Data entries:
════════════════════

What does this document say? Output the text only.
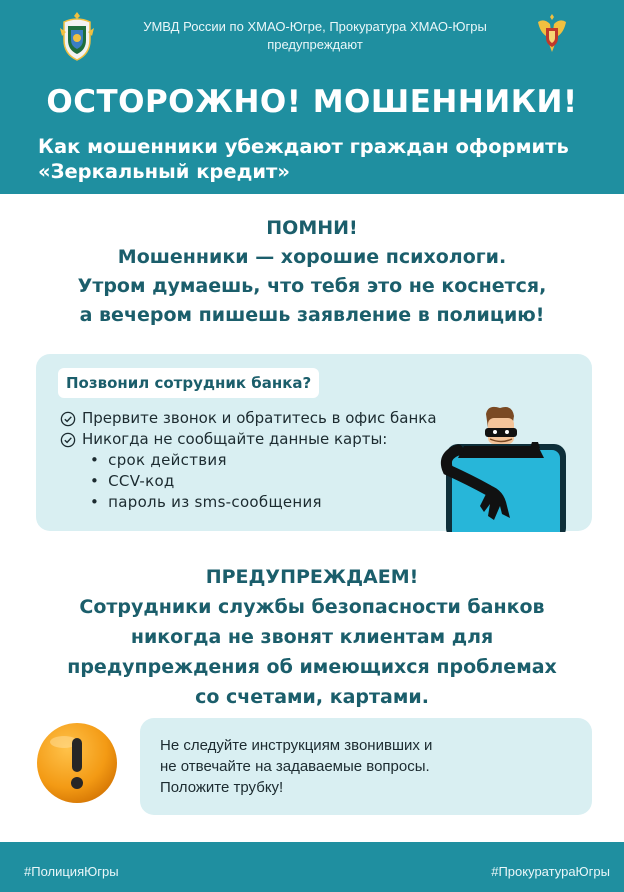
УМВД России по ХМАО-Югре, Прокуратура ХМАО-Югры
предупреждают
ОСТОРОЖНО! МОШЕННИКИ!
Как мошенники убеждают граждан оформить
«Зеркальный кредит»
ПОМНИ!
Мошенники — хорошие психологи.
Утром думаешь, что тебя это не коснется,
а вечером пишешь заявление в полицию!
Позвонил сотрудник банка?
Прервите звонок и обратитесь в офис банка
Никогда не сообщайте данные карты:
• срок действия
• CCV-код
• пароль из sms-сообщения
ПРЕДУПРЕЖДАЕМ!
Сотрудники службы безопасности банков
никогда не звонят клиентам для
предупреждения об имеющихся проблемах
со счетами, картами.
Не следуйте инструкциям звонивших и
не отвечайте на задаваемые вопросы.
Положите трубку!
#ПолицияЮгры	#ПрокуратураЮгры
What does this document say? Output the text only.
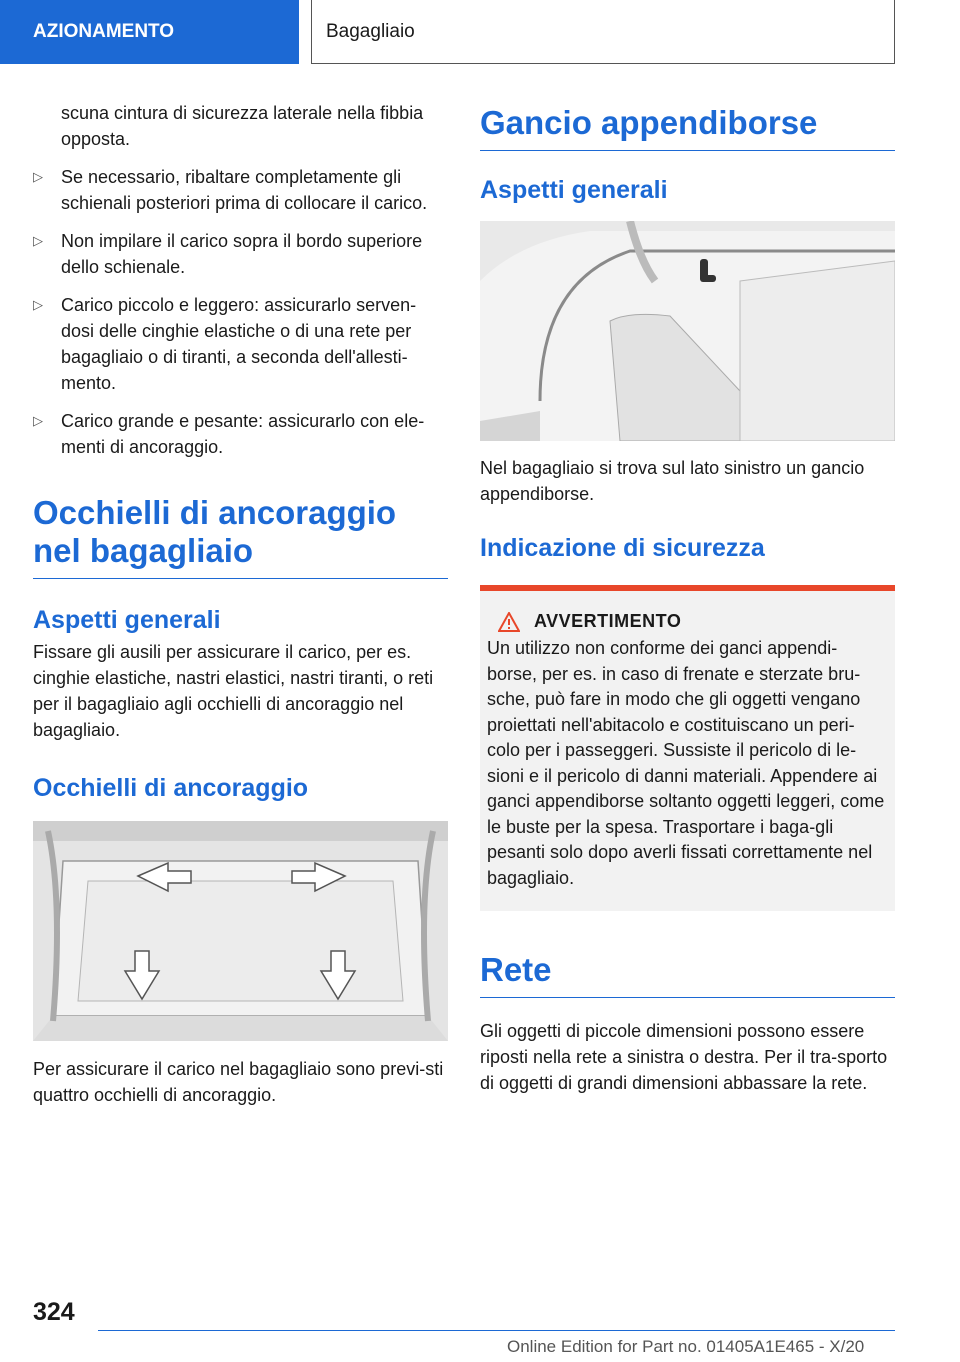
AZIONAMENTO	Bagagliaio

scuna cintura di sicurezza laterale nella fibbia opposta.

▷ Se necessario, ribaltare completamente gli schienali posteriori prima di collocare il carico.
▷ Non impilare il carico sopra il bordo superiore dello schienale.
▷ Carico piccolo e leggero: assicurarlo serven-dosi delle cinghie elastiche o di una rete per bagagliaio o di tiranti, a seconda dell'allesti-mento.
▷ Carico grande e pesante: assicurarlo con ele-menti di ancoraggio.
Occhielli di ancoraggio nel bagagliaio
Aspetti generali

Fissare gli ausili per assicurare il carico, per es. cinghie elastiche, nastri elastici, nastri tiranti, o reti per il bagagliaio agli occhielli di ancoraggio nel bagagliaio.

Occhielli di ancoraggio

Per assicurare il carico nel bagagliaio sono previ-sti quattro occhielli di ancoraggio.

Gancio appendiborse
Aspetti generali

Nel bagagliaio si trova sul lato sinistro un gancio appendiborse.

Indicazione di sicurezza
AVVERTIMENTO

Un utilizzo non conforme dei ganci appendi-borse, per es. in caso di frenate e sterzate bru-sche, può fare in modo che gli oggetti vengano proiettati nell'abitacolo e costituiscano un peri-colo per i passeggeri. Sussiste il pericolo di le-sioni e il pericolo di danni materiali. Appendere ai ganci appendiborse soltanto oggetti leggeri, come le buste per la spesa. Trasportare i baga-gli pesanti solo dopo averli fissati correttamente nel bagagliaio.

Rete

Gli oggetti di piccole dimensioni possono essere riposti nella rete a sinistra o destra. Per il tra-sporto di oggetti di grandi dimensioni abbassare la rete.

324
Online Edition for Part no. 01405A1E465 - X/20
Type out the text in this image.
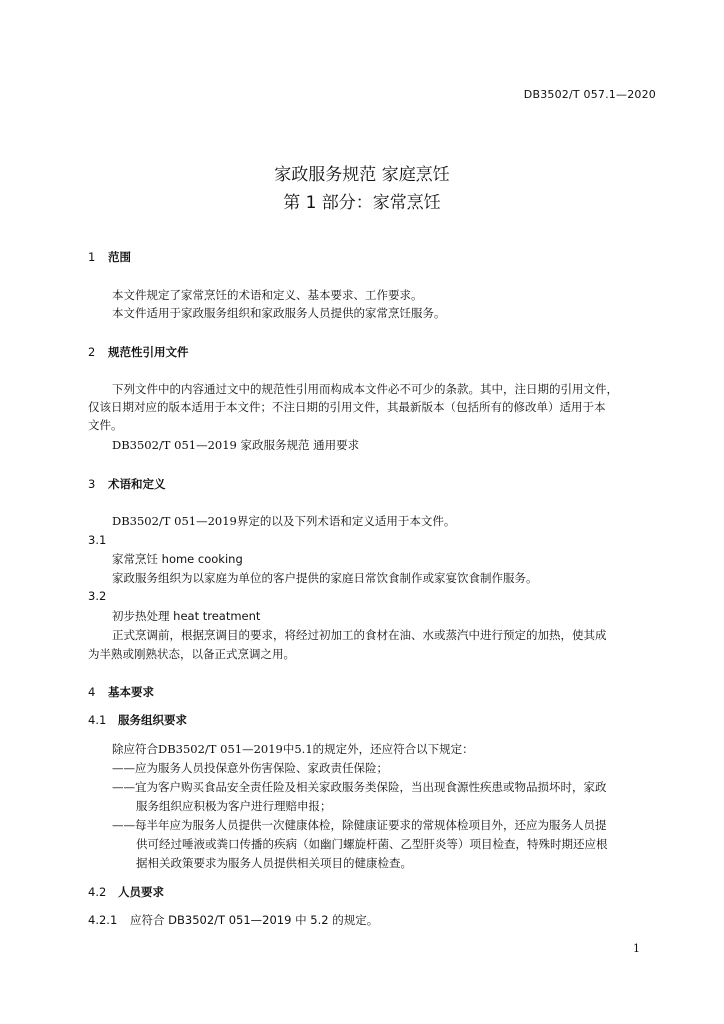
DB3502/T 057.1—2020
家政服务规范 家庭烹饪
第 1 部分：家常烹饪
1 范围
本文件规定了家常烹饪的术语和定义、基本要求、工作要求。
本文件适用于家政服务组织和家政服务人员提供的家常烹饪服务。
2 规范性引用文件
下列文件中的内容通过文中的规范性引用而构成本文件必不可少的条款。其中，注日期的引用文件，
仅该日期对应的版本适用于本文件；不注日期的引用文件，其最新版本（包括所有的修改单）适用于本
文件。
DB3502/T 051—2019 家政服务规范 通用要求
3 术语和定义
DB3502/T 051—2019界定的以及下列术语和定义适用于本文件。
3.1
家常烹饪 home cooking
家政服务组织为以家庭为单位的客户提供的家庭日常饮食制作或家宴饮食制作服务。
3.2
初步热处理 heat treatment
正式烹调前，根据烹调目的要求，将经过初加工的食材在油、水或蒸汽中进行预定的加热，使其成
为半熟或刚熟状态，以备正式烹调之用。
4 基本要求
4.1 服务组织要求
除应符合DB3502/T 051—2019中5.1的规定外，还应符合以下规定：
——应为服务人员投保意外伤害保险、家政责任保险；
——宜为客户购买食品安全责任险及相关家政服务类保险，当出现食源性疾患或物品损坏时，家政
服务组织应积极为客户进行理赔申报；
——每半年应为服务人员提供一次健康体检，除健康证要求的常规体检项目外，还应为服务人员提
供可经过唾液或粪口传播的疾病（如幽门螺旋杆菌、乙型肝炎等）项目检查，特殊时期还应根
据相关政策要求为服务人员提供相关项目的健康检查。
4.2 人员要求
4.2.1 应符合 DB3502/T 051—2019 中 5.2 的规定。
1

════════════════════

Count the lines of the data that include the string "банка", and give only that number.

SOLUTION TO THIS TASK
2